-- Start of Data shown --

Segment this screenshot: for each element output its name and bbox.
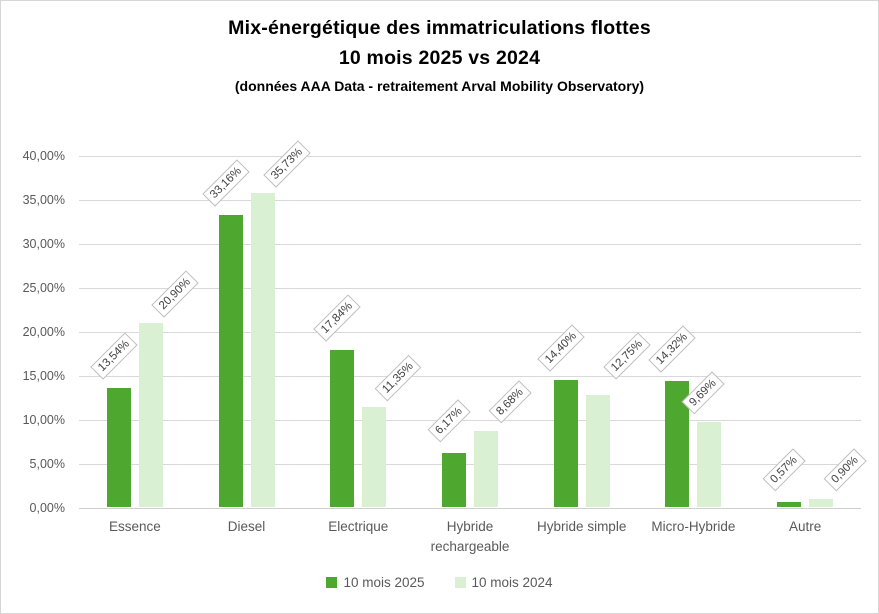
y-axis-tick-label: 0,00% — [29, 501, 65, 515]
gridline — [79, 156, 861, 157]
data-label-10-mois-2024-autre: 0,90% — [823, 448, 867, 492]
gridline — [79, 376, 861, 377]
y-axis-tick-label: 10,00% — [22, 413, 65, 427]
bar-10-mois-2025-electrique — [330, 350, 355, 507]
bar-10-mois-2024-hybride-rechargeable — [474, 430, 498, 507]
x-axis-category-label-electrique: Electrique — [328, 519, 389, 534]
gridline — [79, 420, 861, 421]
bar-10-mois-2025-essence — [106, 387, 131, 507]
bar-10-mois-2024-essence — [138, 323, 163, 507]
data-label-10-mois-2024-essence: 20,90% — [151, 270, 199, 318]
x-axis-category-label-autre: Autre — [788, 519, 822, 534]
x-axis-category-label-essence: Essence — [108, 519, 161, 534]
gridline — [79, 200, 861, 201]
legend-swatch-2025-icon — [326, 577, 338, 588]
legend-label-2025: 10 mois 2025 — [343, 575, 425, 590]
x-axis-category-label-hybride-rechargeable: Hybride rechargeable — [430, 519, 510, 554]
bar-10-mois-2024-autre — [809, 499, 834, 507]
x-axis-line — [79, 508, 861, 509]
data-label-10-mois-2024-electrique: 11,35% — [374, 354, 422, 402]
data-label-10-mois-2025-essence: 13,54% — [90, 332, 138, 380]
x-axis-category-label-hybride-simple: Hybride simple — [537, 519, 627, 534]
x-axis-category-label-diesel: Diesel — [227, 519, 266, 534]
y-axis-tick-label: 30,00% — [22, 237, 65, 251]
legend-item-2025: 10 mois 2025 — [326, 575, 425, 590]
bar-10-mois-2024-electrique — [362, 407, 387, 507]
bar-10-mois-2025-hybride-rechargeable — [442, 452, 466, 507]
bar-10-mois-2024-hybride-simple — [585, 394, 610, 507]
y-axis-tick-label: 25,00% — [22, 281, 65, 295]
legend-item-2024: 10 mois 2024 — [454, 575, 553, 590]
chart-subtitle: (données AAA Data - retraitement Arval M… — [234, 78, 645, 94]
data-label-10-mois-2025-autre: 0,57% — [762, 448, 806, 492]
bar-10-mois-2024-diesel — [250, 192, 275, 507]
bar-10-mois-2025-autre — [777, 501, 802, 507]
data-label-10-mois-2025-electrique: 17,84% — [313, 294, 361, 342]
data-label-10-mois-2024-diesel: 35,73% — [262, 139, 311, 188]
gridline — [79, 464, 861, 465]
y-axis-tick-label: 40,00% — [22, 149, 65, 163]
chart-title-line-1: Mix-énergétique des immatriculations flo… — [228, 17, 651, 39]
legend-label-2024: 10 mois 2024 — [471, 575, 553, 590]
chart-legend: 10 mois 2025 10 mois 2024 — [1, 575, 878, 590]
gridline — [79, 332, 861, 333]
x-axis-category-label-micro-hybride: Micro-Hybride — [651, 519, 736, 534]
title-block: Mix-énergétique des immatriculations flo… — [1, 1, 878, 99]
gridline — [79, 288, 861, 289]
bar-10-mois-2024-micro-hybride — [697, 421, 722, 507]
y-axis-tick-label: 20,00% — [22, 325, 65, 339]
data-label-10-mois-2024-hybride-simple: 12,75% — [603, 332, 651, 380]
y-axis-tick-label: 35,00% — [22, 193, 65, 207]
bar-10-mois-2025-diesel — [218, 215, 243, 507]
legend-swatch-2024-icon — [454, 577, 466, 588]
bar-10-mois-2025-hybride-simple — [553, 380, 578, 507]
y-axis-tick-label: 5,00% — [29, 457, 65, 471]
gridline — [79, 244, 861, 245]
plot-area: Essence Diesel Electrique Hybride rechargea… — [79, 136, 867, 554]
chart-title-line-2: 10 mois 2025 vs 2024 — [338, 47, 541, 69]
data-label-10-mois-2024-hybride-rechargeable: 8,68% — [488, 380, 532, 424]
y-axis-tick-label: 15,00% — [22, 369, 65, 383]
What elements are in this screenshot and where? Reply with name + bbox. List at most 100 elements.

-- End of Data shown --

## [What you need to do]
Collect every line in the data above that contains the string "swatch", copying each line in full.

## [Expected answer]
legend-swatch-2025-icon — [326, 577, 338, 588]
legend-swatch-2024-icon — [454, 577, 466, 588]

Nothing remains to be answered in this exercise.